(Structured figure records)
[start]

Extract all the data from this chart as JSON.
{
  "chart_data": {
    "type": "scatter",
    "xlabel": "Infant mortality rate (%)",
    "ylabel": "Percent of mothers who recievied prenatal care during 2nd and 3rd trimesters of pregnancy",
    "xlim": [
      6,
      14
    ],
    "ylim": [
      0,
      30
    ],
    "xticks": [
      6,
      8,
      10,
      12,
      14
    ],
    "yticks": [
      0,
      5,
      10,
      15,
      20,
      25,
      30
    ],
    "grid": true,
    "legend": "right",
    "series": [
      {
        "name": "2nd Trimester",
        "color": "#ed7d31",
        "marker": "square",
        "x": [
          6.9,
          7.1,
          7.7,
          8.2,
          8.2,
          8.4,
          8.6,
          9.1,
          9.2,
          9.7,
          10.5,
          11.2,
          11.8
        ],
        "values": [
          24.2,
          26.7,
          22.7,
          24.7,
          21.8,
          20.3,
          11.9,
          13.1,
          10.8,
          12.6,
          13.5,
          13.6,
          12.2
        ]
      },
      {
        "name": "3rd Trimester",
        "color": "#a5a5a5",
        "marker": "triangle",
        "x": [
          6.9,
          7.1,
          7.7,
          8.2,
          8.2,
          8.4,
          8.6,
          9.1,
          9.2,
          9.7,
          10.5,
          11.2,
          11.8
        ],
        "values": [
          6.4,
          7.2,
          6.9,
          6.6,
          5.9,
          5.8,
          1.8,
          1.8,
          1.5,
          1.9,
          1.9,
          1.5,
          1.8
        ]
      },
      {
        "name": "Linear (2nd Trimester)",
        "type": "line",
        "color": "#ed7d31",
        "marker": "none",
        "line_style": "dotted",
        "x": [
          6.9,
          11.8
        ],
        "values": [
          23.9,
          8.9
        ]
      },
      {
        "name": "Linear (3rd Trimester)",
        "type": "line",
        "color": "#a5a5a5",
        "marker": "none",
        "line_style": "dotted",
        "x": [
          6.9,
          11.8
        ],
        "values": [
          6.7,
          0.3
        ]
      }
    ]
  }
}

[end]

WHAT IS NEEDED> Please output every record, keeping each line exact.

ANSWER TO THIS EXERCISE>
Extract all the data from this chart as JSON.
{
  "chart_data": {
    "type": "scatter",
    "xlabel": "Infant mortality rate (%)",
    "ylabel": "Percent of mothers who recievied prenatal care during 2nd and 3rd trimesters of pregnancy",
    "xlim": [
      6,
      14
    ],
    "ylim": [
      0,
      30
    ],
    "xticks": [
      6,
      8,
      10,
      12,
      14
    ],
    "yticks": [
      0,
      5,
      10,
      15,
      20,
      25,
      30
    ],
    "grid": true,
    "legend": "right",
    "series": [
      {
        "name": "2nd Trimester",
        "color": "#ed7d31",
        "marker": "square",
        "x": [
          6.9,
          7.1,
          7.7,
          8.2,
          8.2,
          8.4,
          8.6,
          9.1,
          9.2,
          9.7,
          10.5,
          11.2,
          11.8
        ],
        "values": [
          24.2,
          26.7,
          22.7,
          24.7,
          21.8,
          20.3,
          11.9,
          13.1,
          10.8,
          12.6,
          13.5,
          13.6,
          12.2
        ]
      },
      {
        "name": "3rd Trimester",
        "color": "#a5a5a5",
        "marker": "triangle",
        "x": [
          6.9,
          7.1,
          7.7,
          8.2,
          8.2,
          8.4,
          8.6,
          9.1,
          9.2,
          9.7,
          10.5,
          11.2,
          11.8
        ],
        "values": [
          6.4,
          7.2,
          6.9,
          6.6,
          5.9,
          5.8,
          1.8,
          1.8,
          1.5,
          1.9,
          1.9,
          1.5,
          1.8
        ]
      },
      {
        "name": "Linear (2nd Trimester)",
        "type": "line",
        "color": "#ed7d31",
        "marker": "none",
        "line_style": "dotted",
        "x": [
          6.9,
          11.8
        ],
        "values": [
          23.9,
          8.9
        ]
      },
      {
        "name": "Linear (3rd Trimester)",
        "type": "line",
        "color": "#a5a5a5",
        "marker": "none",
        "line_style": "dotted",
        "x": [
          6.9,
          11.8
        ],
        "values": [
          6.7,
          0.3
        ]
      }
    ]
  }
}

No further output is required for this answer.